• _出典の抜粋_:
----------

デジタルアダプションとは?メリットやデメリット、推進する上でのポイントを解説

デジタルアダプションとは?メリットやデメリット、推進する上でのポイントを解説

「デジタルアダプション」とは、プロダクトをユーザーが最大限活用できている状態を指します。最近よく耳にはするけれど、「本当に成果はでるのか」「どのように取り組めばよいのか」とお迷いの方も多いのではないでしょうか。

本記事で解説する「デジタルアダプション」は、インターネットやSNSが広く一般的に普及した現代のビジネスにおいて、無視できない要素となっています。アダプションという言葉自体もカスタマーサクセスに従事している方であればご存じかと思いますが、日本での歴史は新しく、国内で取り組まれている例が非常に少ないことも事実です。カスタマーサクセスでは今までいかに解約を防ぐかエクスパンションを増やすか等の議論は盛んでしたが、いかにユーザーに利用してもらうかの議論はあまり多くありませんでした。今後SaaSを提供する中で重要な考え方が「デジタルアダプション」です。デジタルタッチでいかに利用率を高めるかがどの会社でも重要になります。

----------

• _データセット部分_:
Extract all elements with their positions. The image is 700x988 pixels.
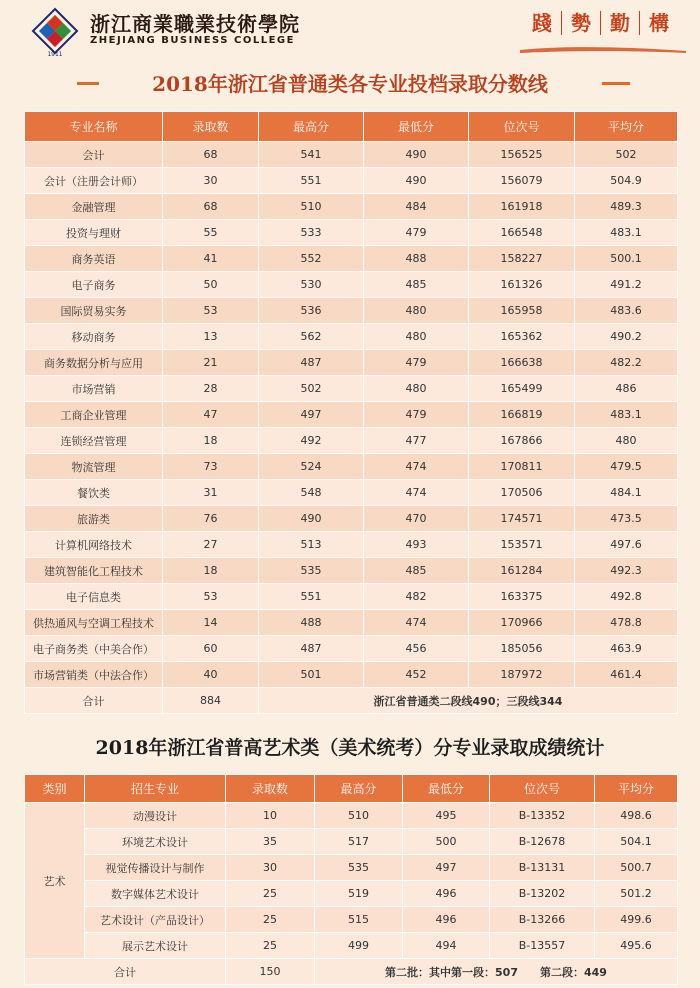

----------

• _あなたの課題_:
デジタルアダプションについての文章をもとに、次の問いに答えてください。
1. 「デジタルアダプション」はどのような状態を指すか。
2. カスタマーサクセスでこれまで盛んだった議論は何か。
3. どの会社でも重要になるとされているのは何か。

• _課題の結果_:
1. プロダクトをユーザーが最大限活用できている状態。
2. いかに解約を防ぐか、エクスパンションを増やすか等の議論。
3. デジタルタッチでいかに利用率を高めるか。